Your task is to copy every line of the records below that contains "expressed".

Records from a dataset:
:::::

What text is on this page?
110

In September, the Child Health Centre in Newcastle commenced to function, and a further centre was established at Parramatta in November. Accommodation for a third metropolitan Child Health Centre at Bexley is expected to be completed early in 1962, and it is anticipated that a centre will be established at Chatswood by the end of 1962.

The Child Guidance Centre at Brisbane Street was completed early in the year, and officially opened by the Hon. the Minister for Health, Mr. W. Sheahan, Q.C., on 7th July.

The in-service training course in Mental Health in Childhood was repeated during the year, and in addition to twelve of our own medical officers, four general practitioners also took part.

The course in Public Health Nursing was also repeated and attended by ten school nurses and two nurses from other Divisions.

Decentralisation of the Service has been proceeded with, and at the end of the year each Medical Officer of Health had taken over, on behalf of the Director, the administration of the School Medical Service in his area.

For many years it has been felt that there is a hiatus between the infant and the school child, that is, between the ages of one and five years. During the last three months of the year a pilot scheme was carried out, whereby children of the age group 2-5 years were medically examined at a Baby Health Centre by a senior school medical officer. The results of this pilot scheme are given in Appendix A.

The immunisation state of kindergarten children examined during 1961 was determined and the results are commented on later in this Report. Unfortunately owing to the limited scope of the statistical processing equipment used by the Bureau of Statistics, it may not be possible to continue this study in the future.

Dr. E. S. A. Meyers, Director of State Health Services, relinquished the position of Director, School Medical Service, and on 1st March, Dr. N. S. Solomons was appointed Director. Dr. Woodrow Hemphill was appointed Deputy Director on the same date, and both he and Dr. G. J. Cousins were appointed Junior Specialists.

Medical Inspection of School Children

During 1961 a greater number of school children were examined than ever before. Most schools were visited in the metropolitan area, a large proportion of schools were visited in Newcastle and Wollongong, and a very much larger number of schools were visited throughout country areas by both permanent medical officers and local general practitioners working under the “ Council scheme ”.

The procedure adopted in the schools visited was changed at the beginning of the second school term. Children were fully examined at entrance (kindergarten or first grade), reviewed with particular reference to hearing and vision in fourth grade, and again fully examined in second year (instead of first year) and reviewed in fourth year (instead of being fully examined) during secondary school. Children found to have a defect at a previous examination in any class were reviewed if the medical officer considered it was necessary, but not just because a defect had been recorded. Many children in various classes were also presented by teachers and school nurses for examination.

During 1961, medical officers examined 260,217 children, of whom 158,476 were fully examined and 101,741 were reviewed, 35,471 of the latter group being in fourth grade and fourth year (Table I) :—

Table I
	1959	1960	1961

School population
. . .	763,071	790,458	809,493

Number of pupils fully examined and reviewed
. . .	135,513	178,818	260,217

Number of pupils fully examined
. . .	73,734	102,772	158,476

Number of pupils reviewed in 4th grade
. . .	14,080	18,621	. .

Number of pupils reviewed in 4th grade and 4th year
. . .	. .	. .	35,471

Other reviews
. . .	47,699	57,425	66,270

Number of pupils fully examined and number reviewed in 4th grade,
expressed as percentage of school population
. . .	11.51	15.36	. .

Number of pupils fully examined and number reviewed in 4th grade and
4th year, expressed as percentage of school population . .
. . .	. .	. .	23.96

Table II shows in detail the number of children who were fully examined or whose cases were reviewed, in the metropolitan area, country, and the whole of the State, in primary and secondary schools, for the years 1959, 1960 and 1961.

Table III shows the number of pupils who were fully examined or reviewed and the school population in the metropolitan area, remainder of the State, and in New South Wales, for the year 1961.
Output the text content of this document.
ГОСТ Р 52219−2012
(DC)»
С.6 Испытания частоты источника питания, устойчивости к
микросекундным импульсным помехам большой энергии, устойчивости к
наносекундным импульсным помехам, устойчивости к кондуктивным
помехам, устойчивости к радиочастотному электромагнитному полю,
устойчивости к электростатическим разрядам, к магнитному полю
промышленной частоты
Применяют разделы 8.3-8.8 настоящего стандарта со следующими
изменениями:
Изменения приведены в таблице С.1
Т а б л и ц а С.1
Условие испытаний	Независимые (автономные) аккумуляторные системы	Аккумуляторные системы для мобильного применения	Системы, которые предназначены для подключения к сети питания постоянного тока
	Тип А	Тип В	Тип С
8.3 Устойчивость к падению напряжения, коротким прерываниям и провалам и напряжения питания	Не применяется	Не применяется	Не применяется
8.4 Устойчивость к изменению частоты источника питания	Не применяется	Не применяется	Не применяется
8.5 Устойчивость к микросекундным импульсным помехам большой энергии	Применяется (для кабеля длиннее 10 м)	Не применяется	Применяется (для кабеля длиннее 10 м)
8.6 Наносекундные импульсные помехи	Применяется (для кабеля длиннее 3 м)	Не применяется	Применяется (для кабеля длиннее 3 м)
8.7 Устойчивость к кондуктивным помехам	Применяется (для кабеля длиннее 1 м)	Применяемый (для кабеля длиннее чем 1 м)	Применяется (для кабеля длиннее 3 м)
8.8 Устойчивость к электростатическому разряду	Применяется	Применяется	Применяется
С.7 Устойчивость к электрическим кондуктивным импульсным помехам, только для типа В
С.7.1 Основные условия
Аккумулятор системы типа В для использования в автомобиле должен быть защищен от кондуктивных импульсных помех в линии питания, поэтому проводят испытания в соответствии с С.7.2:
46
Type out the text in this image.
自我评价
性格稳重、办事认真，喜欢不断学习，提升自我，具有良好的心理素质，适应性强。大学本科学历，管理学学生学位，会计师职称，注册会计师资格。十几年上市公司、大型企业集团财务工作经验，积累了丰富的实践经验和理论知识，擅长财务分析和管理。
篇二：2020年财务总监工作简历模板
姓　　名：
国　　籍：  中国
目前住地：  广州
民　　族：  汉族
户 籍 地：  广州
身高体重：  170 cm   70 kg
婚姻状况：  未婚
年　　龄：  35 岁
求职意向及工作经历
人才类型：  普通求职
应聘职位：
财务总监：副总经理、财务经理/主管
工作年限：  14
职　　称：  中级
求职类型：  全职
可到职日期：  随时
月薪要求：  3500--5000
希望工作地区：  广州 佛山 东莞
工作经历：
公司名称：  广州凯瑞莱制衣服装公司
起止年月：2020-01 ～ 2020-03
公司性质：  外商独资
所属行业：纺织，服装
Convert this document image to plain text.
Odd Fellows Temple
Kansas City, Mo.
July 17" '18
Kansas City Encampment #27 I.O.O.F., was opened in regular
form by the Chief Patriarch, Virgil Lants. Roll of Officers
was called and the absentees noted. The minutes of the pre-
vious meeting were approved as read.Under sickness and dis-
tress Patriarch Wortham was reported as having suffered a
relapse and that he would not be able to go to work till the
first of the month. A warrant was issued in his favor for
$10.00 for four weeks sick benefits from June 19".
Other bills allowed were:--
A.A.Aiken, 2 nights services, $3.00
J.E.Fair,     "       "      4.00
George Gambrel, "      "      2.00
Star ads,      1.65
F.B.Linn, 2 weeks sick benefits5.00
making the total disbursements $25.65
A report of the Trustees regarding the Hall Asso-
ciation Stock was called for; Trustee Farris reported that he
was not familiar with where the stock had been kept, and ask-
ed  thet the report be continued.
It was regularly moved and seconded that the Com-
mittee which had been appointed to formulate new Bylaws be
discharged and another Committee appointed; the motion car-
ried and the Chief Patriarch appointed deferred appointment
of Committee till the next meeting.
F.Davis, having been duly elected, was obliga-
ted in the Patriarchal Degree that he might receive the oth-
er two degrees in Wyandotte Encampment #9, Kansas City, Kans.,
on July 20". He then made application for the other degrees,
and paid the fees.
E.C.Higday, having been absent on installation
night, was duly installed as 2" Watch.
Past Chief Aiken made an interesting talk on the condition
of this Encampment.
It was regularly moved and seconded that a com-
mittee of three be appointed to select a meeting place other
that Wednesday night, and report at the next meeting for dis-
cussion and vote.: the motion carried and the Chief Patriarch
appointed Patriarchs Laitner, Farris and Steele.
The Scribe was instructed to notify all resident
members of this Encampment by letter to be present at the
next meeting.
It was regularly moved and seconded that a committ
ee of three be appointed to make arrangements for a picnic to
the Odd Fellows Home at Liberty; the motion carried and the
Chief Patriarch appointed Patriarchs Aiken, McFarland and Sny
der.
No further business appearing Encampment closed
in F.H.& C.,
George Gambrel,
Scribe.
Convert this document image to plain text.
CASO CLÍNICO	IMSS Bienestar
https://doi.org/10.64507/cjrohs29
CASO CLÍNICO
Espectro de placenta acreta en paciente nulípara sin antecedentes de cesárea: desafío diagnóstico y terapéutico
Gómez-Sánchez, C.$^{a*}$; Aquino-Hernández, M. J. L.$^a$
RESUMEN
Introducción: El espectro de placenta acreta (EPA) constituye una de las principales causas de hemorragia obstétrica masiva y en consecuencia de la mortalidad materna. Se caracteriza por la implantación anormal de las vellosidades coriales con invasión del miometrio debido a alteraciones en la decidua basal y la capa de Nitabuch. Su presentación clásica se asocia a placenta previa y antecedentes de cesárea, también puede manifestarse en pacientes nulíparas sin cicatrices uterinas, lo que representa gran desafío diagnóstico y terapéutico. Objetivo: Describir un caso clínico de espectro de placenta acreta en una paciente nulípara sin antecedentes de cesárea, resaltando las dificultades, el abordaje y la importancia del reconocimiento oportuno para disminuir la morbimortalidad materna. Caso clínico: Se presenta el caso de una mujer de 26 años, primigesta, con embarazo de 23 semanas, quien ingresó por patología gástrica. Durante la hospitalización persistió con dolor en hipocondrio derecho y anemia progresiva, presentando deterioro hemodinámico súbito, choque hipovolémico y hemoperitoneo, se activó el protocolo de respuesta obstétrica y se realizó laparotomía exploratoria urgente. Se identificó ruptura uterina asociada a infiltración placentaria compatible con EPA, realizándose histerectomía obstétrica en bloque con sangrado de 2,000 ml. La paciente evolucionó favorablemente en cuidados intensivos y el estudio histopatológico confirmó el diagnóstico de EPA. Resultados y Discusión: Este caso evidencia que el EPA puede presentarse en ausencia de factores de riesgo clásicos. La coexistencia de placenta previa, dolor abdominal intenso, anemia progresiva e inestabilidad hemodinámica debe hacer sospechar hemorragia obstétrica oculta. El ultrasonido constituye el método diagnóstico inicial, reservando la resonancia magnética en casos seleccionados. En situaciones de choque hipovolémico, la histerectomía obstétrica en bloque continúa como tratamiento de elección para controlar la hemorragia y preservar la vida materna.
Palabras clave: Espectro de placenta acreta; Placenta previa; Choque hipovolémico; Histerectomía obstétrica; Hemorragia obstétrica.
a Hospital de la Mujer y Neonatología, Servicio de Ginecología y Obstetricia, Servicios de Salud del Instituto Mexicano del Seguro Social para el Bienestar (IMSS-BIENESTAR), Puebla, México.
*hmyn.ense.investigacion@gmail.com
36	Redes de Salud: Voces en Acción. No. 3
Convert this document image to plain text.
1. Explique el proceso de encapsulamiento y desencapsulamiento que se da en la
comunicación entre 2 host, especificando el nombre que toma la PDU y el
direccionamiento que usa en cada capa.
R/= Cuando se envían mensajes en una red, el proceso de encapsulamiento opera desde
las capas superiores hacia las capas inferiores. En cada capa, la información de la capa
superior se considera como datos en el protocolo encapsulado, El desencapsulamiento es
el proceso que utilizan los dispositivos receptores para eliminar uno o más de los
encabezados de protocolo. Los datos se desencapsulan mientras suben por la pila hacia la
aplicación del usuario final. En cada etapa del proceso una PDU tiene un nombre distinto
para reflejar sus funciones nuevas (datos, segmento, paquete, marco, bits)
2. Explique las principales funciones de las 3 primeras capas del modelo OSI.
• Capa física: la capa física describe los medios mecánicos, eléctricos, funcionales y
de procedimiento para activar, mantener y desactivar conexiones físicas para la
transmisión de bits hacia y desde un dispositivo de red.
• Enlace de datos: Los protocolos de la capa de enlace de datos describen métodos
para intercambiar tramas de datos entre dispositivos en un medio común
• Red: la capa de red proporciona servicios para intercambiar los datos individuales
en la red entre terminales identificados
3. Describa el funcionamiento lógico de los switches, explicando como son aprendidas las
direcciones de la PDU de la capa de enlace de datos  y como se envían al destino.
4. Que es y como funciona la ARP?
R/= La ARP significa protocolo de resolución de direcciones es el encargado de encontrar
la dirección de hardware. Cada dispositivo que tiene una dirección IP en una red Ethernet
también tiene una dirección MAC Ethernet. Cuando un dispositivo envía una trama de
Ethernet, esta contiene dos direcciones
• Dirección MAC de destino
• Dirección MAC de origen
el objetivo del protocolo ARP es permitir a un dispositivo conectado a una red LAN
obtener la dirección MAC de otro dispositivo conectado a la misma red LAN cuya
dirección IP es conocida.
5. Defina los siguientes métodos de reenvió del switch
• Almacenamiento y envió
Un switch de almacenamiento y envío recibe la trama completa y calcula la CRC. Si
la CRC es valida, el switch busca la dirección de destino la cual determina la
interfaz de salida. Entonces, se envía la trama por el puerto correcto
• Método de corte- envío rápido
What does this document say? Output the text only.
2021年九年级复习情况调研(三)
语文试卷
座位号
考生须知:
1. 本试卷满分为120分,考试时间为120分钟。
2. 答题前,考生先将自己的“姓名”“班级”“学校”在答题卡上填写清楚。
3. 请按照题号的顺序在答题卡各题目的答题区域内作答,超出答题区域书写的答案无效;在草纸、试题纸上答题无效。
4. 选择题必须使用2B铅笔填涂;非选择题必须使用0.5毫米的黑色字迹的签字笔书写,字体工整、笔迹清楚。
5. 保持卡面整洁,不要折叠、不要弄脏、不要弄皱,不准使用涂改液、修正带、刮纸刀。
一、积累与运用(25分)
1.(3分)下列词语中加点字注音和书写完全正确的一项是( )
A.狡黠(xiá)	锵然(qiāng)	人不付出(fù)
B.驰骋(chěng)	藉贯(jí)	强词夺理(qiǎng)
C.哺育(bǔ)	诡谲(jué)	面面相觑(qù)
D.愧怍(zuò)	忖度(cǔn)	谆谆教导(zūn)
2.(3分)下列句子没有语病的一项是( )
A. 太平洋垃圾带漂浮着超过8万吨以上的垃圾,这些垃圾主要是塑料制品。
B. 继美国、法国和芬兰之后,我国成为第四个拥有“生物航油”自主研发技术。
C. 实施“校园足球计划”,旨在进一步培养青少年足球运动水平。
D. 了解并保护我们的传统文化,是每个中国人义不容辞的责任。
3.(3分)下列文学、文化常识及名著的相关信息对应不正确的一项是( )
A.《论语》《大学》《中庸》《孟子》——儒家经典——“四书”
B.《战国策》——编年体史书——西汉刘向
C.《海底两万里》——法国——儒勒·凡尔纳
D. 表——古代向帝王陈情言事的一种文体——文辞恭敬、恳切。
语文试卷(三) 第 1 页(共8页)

:::::

Full output:
expressed as percentage of school population
4th year, expressed as percentage of school population . .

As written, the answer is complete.